● Description of the task
Each line that contains the word "управления" counts once; give the total for the records below and nothing else.

● Collected data
* BEGIN *

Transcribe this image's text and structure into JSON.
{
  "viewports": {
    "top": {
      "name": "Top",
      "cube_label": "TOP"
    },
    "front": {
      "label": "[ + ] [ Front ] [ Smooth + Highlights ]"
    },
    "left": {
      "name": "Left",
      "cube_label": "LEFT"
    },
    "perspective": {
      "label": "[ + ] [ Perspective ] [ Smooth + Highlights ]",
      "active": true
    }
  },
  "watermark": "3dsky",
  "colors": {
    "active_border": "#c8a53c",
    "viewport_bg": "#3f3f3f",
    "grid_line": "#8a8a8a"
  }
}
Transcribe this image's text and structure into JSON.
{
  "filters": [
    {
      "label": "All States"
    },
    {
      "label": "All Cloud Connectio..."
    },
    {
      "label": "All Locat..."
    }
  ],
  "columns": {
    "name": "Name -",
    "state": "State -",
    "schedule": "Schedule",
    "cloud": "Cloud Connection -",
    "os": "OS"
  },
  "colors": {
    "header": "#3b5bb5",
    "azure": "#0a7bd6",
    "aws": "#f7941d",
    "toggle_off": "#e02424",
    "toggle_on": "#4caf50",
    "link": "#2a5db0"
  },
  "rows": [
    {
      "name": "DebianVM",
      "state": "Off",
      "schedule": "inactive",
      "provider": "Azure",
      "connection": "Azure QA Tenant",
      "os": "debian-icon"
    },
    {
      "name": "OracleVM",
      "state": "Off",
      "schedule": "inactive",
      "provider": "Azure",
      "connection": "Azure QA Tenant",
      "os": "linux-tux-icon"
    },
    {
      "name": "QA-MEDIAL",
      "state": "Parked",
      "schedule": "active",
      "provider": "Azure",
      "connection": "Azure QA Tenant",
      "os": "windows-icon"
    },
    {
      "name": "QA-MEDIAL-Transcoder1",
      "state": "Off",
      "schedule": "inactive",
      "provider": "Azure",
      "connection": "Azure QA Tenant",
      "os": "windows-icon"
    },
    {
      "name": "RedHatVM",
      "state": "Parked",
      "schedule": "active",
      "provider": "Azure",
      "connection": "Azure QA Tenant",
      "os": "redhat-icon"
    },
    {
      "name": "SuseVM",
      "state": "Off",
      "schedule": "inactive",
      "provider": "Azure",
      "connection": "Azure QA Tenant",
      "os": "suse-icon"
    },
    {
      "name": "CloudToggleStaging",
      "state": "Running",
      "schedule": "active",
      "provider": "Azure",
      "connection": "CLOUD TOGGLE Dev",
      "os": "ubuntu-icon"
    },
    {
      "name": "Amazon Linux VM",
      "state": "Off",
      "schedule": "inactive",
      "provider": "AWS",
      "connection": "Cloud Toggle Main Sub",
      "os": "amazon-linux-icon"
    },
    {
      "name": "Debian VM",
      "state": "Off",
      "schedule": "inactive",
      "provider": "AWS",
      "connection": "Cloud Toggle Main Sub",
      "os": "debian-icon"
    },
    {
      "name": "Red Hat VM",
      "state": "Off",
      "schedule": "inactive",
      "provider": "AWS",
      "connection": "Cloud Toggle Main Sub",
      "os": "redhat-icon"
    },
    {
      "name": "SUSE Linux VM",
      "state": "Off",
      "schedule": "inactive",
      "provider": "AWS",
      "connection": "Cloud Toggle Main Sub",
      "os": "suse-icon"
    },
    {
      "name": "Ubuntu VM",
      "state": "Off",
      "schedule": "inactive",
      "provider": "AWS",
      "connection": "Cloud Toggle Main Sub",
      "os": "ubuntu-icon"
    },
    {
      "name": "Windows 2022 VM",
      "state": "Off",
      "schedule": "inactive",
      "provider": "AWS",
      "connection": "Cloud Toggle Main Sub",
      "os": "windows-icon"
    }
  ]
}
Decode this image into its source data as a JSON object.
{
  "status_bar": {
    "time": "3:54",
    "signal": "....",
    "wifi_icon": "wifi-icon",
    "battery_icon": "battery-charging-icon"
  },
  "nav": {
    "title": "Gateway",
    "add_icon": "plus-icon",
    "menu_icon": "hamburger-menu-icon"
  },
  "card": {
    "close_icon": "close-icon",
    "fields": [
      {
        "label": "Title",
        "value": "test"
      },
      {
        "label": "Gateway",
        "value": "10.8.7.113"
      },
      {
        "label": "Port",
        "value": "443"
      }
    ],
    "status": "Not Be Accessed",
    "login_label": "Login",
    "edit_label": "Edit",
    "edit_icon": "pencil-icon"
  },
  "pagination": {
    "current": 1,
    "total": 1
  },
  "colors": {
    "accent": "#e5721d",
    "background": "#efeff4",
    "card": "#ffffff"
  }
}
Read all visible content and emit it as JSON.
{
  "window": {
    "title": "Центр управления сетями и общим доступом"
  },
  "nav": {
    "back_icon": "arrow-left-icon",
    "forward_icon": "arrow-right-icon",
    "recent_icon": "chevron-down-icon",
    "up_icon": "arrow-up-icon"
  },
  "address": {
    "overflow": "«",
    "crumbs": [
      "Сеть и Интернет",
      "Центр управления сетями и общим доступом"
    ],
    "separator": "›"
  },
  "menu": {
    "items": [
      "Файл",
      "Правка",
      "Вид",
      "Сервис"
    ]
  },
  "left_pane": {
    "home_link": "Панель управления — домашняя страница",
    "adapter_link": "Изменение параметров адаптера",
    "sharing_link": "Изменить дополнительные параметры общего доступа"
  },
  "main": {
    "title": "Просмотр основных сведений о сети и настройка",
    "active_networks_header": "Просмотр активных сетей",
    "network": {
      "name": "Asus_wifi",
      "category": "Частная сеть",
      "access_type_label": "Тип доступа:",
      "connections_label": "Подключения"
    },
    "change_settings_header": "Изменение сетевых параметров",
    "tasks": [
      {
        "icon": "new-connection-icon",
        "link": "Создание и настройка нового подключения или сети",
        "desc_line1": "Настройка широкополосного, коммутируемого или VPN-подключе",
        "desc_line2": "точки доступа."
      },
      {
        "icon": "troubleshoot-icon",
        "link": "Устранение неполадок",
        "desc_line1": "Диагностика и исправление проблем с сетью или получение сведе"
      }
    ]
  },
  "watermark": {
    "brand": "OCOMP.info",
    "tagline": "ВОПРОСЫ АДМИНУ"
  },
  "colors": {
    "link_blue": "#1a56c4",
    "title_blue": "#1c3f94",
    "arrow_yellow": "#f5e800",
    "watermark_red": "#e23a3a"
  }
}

* END *

● Response below
3